→ Short task: Isolate every line in the data with the string "type" and copy it.

→ Source material:
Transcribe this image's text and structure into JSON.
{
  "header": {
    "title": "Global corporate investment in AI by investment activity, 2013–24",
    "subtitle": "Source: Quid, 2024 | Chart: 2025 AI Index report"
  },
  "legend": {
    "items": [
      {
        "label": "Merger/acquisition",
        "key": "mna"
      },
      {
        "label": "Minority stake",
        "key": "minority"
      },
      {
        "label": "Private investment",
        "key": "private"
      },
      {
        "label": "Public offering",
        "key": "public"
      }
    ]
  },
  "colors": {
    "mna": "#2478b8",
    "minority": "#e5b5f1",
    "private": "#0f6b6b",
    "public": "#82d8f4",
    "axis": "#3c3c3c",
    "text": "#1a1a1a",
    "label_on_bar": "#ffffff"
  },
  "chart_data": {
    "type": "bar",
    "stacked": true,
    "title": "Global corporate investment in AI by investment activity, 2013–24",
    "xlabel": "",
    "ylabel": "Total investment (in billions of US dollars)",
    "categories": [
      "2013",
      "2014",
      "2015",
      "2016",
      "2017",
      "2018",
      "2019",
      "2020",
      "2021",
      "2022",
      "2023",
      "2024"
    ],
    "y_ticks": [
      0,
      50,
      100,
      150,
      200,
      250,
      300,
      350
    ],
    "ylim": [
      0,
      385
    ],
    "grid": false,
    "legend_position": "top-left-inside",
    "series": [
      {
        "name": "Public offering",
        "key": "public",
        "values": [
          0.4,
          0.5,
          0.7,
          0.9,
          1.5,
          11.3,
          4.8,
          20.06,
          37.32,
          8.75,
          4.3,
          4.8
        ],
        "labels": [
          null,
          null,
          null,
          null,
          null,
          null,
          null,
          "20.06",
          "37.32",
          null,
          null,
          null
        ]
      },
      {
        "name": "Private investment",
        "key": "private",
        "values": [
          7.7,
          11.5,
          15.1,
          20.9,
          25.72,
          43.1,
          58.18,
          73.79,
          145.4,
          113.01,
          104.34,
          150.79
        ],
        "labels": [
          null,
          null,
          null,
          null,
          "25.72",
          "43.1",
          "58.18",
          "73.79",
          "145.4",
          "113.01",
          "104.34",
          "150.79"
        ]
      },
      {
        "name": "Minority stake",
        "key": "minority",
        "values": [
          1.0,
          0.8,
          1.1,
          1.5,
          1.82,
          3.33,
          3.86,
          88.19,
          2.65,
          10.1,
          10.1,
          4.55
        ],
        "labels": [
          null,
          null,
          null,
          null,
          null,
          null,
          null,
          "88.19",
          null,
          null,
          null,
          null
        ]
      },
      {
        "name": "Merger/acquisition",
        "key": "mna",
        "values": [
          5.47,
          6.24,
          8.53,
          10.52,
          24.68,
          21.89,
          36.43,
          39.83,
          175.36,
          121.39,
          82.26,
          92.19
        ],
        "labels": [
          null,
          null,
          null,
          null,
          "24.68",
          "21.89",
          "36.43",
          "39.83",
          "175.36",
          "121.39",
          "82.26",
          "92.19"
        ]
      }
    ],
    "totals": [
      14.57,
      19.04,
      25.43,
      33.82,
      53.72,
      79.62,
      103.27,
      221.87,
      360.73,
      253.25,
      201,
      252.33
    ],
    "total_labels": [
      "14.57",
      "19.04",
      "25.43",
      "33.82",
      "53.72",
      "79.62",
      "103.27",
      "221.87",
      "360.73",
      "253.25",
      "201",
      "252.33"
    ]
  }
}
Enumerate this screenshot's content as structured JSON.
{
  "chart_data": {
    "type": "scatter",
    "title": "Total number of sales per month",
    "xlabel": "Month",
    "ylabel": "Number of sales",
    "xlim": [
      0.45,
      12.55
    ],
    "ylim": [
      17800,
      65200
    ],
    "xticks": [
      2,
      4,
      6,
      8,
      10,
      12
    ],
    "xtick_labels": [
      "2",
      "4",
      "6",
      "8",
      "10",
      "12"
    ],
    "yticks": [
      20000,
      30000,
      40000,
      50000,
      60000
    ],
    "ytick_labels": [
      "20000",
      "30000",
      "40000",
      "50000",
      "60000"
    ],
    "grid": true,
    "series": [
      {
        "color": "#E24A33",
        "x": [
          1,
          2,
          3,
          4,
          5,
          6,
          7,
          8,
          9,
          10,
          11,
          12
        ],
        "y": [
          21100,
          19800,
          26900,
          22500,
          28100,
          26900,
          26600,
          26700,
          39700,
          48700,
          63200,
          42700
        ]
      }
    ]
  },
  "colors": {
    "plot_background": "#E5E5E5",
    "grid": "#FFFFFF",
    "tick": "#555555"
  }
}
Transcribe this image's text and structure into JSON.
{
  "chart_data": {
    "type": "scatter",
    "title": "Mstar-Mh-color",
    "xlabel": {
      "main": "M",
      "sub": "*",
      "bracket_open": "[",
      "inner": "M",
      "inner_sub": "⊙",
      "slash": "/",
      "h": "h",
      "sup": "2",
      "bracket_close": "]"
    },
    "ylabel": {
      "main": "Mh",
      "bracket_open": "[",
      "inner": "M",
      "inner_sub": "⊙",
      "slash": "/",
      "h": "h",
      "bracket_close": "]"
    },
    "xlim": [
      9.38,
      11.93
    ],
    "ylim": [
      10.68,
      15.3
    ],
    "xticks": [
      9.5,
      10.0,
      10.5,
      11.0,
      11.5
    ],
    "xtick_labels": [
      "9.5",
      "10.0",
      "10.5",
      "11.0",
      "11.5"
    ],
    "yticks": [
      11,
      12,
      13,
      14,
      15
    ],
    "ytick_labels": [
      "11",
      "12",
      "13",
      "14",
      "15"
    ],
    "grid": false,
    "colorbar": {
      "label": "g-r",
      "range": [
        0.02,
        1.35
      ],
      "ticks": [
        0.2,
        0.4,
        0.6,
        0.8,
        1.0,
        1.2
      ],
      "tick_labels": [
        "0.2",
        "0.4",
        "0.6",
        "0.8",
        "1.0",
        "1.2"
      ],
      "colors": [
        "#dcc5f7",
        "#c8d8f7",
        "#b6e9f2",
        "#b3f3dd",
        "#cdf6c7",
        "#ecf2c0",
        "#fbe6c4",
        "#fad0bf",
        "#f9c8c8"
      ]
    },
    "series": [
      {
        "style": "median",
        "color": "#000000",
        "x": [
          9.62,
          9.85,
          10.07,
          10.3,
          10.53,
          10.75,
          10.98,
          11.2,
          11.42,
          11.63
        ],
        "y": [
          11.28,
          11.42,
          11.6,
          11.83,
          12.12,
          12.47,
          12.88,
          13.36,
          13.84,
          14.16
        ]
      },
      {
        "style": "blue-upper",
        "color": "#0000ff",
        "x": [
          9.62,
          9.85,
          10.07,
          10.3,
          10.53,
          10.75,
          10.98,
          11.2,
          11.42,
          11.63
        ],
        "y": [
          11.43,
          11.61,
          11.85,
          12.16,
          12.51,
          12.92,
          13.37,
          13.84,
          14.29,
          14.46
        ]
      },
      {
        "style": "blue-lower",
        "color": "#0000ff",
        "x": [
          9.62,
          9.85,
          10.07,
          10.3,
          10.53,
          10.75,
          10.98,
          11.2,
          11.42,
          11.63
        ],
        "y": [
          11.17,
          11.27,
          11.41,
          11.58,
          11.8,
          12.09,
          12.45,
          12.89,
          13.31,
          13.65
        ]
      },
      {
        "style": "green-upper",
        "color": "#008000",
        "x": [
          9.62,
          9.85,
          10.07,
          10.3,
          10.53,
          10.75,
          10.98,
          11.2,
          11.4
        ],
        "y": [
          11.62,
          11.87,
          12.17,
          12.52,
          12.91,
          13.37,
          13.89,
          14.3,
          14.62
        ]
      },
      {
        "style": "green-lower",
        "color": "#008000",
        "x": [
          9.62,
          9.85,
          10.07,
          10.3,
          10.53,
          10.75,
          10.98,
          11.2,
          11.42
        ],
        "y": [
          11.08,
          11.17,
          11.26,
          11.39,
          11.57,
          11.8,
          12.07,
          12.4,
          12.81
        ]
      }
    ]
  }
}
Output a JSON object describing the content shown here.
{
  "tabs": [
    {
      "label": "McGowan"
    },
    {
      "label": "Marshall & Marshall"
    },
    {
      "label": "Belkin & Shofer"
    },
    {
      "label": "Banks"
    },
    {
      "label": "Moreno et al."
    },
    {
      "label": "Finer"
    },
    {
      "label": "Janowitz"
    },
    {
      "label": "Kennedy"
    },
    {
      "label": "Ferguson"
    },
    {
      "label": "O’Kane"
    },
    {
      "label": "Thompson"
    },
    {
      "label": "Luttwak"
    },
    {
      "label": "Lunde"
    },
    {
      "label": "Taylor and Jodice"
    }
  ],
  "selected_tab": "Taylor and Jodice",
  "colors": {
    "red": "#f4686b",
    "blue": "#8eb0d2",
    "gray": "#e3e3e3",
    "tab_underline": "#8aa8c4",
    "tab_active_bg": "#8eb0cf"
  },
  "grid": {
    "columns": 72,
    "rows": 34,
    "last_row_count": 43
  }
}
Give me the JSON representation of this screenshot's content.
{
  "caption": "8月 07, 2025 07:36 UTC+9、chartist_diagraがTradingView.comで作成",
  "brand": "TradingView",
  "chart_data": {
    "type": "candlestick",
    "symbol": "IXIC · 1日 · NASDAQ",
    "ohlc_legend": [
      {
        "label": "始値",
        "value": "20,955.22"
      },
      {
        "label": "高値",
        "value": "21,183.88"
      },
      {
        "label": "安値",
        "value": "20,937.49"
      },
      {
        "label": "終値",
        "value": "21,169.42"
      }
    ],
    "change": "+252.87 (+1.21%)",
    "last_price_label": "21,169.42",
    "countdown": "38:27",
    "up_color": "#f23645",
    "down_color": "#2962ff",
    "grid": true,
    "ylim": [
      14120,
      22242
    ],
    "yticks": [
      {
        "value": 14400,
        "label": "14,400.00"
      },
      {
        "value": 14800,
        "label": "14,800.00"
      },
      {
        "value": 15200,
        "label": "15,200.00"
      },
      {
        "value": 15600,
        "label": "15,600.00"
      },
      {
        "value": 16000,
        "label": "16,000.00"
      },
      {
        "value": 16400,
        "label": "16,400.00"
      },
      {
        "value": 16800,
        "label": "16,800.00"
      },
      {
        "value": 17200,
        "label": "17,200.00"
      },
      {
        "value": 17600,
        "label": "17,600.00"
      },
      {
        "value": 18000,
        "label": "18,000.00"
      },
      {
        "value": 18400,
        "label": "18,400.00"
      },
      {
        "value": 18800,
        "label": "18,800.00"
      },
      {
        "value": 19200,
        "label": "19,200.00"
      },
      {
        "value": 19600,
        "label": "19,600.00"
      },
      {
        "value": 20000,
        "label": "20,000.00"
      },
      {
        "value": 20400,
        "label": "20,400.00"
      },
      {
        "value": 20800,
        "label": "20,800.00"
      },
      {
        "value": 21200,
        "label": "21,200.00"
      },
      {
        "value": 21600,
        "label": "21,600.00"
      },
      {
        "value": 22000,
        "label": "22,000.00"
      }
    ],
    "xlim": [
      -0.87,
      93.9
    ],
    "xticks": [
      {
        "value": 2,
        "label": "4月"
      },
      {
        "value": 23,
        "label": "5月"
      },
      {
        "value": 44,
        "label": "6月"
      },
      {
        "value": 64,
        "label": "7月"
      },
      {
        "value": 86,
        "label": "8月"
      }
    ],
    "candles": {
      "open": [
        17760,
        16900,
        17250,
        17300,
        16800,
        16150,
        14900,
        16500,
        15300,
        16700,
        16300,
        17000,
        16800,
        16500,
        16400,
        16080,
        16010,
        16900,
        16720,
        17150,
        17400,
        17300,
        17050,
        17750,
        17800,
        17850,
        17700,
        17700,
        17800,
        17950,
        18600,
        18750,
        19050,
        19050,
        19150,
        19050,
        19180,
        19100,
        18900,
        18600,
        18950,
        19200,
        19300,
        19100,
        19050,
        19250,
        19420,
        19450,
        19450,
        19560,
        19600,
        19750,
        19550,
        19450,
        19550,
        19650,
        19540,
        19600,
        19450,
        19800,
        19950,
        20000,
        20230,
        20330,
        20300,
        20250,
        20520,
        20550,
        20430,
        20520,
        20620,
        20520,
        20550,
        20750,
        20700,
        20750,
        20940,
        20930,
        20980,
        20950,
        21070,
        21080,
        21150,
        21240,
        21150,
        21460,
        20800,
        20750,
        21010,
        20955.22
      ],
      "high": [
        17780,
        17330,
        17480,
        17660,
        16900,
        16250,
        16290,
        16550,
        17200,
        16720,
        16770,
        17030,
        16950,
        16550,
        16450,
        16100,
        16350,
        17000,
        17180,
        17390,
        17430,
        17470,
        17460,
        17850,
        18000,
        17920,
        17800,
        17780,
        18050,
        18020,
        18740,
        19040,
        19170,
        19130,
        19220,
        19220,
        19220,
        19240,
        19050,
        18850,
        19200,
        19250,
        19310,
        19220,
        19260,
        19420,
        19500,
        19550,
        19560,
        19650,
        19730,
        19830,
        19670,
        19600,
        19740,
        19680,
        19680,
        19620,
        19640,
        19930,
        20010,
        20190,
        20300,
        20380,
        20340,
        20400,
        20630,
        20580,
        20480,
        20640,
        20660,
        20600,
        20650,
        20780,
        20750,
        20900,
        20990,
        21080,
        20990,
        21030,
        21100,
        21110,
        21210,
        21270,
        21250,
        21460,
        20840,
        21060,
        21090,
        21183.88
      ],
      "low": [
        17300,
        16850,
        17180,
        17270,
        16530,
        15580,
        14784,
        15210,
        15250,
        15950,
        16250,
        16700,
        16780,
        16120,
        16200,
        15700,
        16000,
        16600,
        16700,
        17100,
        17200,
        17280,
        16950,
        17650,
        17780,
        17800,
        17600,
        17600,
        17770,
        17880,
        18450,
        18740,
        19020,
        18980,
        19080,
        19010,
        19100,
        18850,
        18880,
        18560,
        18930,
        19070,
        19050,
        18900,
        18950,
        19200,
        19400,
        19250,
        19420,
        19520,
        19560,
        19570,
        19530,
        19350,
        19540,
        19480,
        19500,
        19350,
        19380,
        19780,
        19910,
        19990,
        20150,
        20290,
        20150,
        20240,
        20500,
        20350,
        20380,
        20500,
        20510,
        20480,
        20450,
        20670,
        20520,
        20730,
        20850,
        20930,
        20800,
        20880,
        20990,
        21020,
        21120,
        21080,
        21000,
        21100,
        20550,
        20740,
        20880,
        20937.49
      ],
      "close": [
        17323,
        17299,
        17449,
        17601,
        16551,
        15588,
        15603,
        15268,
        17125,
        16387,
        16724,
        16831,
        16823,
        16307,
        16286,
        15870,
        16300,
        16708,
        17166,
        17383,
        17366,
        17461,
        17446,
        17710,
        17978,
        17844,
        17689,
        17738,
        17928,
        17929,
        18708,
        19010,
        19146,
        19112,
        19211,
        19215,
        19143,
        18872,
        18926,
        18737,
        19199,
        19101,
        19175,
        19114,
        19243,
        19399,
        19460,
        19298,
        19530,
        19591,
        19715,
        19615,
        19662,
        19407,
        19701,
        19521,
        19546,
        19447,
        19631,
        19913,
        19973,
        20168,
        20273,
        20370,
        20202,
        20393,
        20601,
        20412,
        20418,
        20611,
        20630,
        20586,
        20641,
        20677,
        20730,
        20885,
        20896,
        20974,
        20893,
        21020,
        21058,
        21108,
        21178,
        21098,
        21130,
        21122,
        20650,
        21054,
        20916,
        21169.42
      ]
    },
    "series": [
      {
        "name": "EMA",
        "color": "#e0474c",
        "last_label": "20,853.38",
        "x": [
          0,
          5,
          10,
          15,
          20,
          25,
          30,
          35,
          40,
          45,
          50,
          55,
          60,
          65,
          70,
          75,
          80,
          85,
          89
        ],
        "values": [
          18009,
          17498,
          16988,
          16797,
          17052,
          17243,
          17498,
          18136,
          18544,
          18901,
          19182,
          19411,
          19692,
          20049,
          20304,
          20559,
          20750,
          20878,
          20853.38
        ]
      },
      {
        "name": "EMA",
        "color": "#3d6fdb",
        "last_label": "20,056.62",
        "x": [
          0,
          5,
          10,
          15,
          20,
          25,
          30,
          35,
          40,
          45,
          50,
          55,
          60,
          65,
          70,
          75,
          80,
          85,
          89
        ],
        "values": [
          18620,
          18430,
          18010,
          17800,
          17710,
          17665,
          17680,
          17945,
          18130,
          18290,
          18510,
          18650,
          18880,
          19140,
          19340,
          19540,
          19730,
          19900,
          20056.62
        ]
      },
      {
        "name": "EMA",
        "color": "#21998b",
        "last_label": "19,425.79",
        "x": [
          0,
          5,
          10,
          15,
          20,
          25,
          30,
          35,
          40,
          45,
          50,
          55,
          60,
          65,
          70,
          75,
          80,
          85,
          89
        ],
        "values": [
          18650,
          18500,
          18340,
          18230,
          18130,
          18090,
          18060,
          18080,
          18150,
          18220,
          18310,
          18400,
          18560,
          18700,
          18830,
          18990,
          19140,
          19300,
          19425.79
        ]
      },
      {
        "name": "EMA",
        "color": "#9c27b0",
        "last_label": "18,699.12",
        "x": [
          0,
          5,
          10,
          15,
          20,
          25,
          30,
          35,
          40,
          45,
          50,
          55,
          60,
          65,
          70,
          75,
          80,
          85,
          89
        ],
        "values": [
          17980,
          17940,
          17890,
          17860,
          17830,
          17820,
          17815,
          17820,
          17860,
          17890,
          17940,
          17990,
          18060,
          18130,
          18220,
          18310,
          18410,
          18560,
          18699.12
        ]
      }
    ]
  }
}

→ Task answer:
    "type": "bar",
    "type": "scatter",
    "type": "scatter",
    "type": "candlestick",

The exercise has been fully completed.